## What is needed
Print all the records exactly, please.

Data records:
== == ==
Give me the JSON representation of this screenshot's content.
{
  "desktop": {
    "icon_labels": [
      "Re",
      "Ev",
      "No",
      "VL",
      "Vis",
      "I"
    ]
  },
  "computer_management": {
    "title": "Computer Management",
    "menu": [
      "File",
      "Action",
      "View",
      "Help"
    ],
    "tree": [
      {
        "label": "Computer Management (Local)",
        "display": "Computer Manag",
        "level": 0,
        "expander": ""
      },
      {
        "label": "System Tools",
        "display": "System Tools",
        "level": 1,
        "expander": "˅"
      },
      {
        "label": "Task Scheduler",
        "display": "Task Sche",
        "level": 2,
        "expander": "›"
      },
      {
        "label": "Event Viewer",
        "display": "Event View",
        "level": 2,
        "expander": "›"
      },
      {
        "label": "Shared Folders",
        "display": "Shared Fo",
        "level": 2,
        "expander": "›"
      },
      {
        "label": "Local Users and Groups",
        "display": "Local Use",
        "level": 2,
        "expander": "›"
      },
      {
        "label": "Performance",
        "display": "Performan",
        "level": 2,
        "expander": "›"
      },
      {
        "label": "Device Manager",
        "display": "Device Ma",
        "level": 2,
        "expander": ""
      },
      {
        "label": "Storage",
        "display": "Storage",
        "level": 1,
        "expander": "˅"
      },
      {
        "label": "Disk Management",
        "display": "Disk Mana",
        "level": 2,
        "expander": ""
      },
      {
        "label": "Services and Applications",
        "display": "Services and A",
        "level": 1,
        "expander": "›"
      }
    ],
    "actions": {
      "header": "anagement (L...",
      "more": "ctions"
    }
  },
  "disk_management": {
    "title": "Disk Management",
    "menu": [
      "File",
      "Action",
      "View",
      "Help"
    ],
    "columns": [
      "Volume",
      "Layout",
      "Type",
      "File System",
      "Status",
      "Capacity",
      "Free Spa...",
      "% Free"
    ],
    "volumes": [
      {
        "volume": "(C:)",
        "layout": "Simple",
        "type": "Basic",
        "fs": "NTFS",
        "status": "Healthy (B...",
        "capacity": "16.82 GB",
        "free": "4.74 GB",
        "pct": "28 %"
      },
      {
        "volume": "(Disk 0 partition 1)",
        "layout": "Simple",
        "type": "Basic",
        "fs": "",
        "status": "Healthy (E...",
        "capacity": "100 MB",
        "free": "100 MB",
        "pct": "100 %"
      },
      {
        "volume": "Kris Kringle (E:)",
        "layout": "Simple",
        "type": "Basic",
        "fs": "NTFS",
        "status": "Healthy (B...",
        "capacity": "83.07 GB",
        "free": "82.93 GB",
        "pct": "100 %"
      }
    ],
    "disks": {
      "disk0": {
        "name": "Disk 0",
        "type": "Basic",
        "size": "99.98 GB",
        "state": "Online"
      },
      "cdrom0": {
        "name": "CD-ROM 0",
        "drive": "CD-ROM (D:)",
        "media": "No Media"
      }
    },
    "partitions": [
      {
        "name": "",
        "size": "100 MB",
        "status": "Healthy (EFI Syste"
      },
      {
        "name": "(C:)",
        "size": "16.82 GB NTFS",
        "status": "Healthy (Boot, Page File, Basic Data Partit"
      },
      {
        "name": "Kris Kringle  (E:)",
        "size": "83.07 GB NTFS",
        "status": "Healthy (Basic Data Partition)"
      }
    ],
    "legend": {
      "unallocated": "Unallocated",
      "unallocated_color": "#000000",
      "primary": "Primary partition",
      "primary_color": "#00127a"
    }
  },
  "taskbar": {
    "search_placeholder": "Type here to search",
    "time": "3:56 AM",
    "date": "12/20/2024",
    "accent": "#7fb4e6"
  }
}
== == ==
## Output of the task
Give me the JSON representation of this screenshot's content.
{
  "desktop": {
    "icon_labels": [
      "Re",
      "Ev",
      "No",
      "VL",
      "Vis",
      "I"
    ]
  },
  "computer_management": {
    "title": "Computer Management",
    "menu": [
      "File",
      "Action",
      "View",
      "Help"
    ],
    "tree": [
      {
        "label": "Computer Management (Local)",
        "display": "Computer Manag",
        "level": 0,
        "expander": ""
      },
      {
        "label": "System Tools",
        "display": "System Tools",
        "level": 1,
        "expander": "˅"
      },
      {
        "label": "Task Scheduler",
        "display": "Task Sche",
        "level": 2,
        "expander": "›"
      },
      {
        "label": "Event Viewer",
        "display": "Event View",
        "level": 2,
        "expander": "›"
      },
      {
        "label": "Shared Folders",
        "display": "Shared Fo",
        "level": 2,
        "expander": "›"
      },
      {
        "label": "Local Users and Groups",
        "display": "Local Use",
        "level": 2,
        "expander": "›"
      },
      {
        "label": "Performance",
        "display": "Performan",
        "level": 2,
        "expander": "›"
      },
      {
        "label": "Device Manager",
        "display": "Device Ma",
        "level": 2,
        "expander": ""
      },
      {
        "label": "Storage",
        "display": "Storage",
        "level": 1,
        "expander": "˅"
      },
      {
        "label": "Disk Management",
        "display": "Disk Mana",
        "level": 2,
        "expander": ""
      },
      {
        "label": "Services and Applications",
        "display": "Services and A",
        "level": 1,
        "expander": "›"
      }
    ],
    "actions": {
      "header": "anagement (L...",
      "more": "ctions"
    }
  },
  "disk_management": {
    "title": "Disk Management",
    "menu": [
      "File",
      "Action",
      "View",
      "Help"
    ],
    "columns": [
      "Volume",
      "Layout",
      "Type",
      "File System",
      "Status",
      "Capacity",
      "Free Spa...",
      "% Free"
    ],
    "volumes": [
      {
        "volume": "(C:)",
        "layout": "Simple",
        "type": "Basic",
        "fs": "NTFS",
        "status": "Healthy (B...",
        "capacity": "16.82 GB",
        "free": "4.74 GB",
        "pct": "28 %"
      },
      {
        "volume": "(Disk 0 partition 1)",
        "layout": "Simple",
        "type": "Basic",
        "fs": "",
        "status": "Healthy (E...",
        "capacity": "100 MB",
        "free": "100 MB",
        "pct": "100 %"
      },
      {
        "volume": "Kris Kringle (E:)",
        "layout": "Simple",
        "type": "Basic",
        "fs": "NTFS",
        "status": "Healthy (B...",
        "capacity": "83.07 GB",
        "free": "82.93 GB",
        "pct": "100 %"
      }
    ],
    "disks": {
      "disk0": {
        "name": "Disk 0",
        "type": "Basic",
        "size": "99.98 GB",
        "state": "Online"
      },
      "cdrom0": {
        "name": "CD-ROM 0",
        "drive": "CD-ROM (D:)",
        "media": "No Media"
      }
    },
    "partitions": [
      {
        "name": "",
        "size": "100 MB",
        "status": "Healthy (EFI Syste"
      },
      {
        "name": "(C:)",
        "size": "16.82 GB NTFS",
        "status": "Healthy (Boot, Page File, Basic Data Partit"
      },
      {
        "name": "Kris Kringle  (E:)",
        "size": "83.07 GB NTFS",
        "status": "Healthy (Basic Data Partition)"
      }
    ],
    "legend": {
      "unallocated": "Unallocated",
      "unallocated_color": "#000000",
      "primary": "Primary partition",
      "primary_color": "#00127a"
    }
  },
  "taskbar": {
    "search_placeholder": "Type here to search",
    "time": "3:56 AM",
    "date": "12/20/2024",
    "accent": "#7fb4e6"
  }
}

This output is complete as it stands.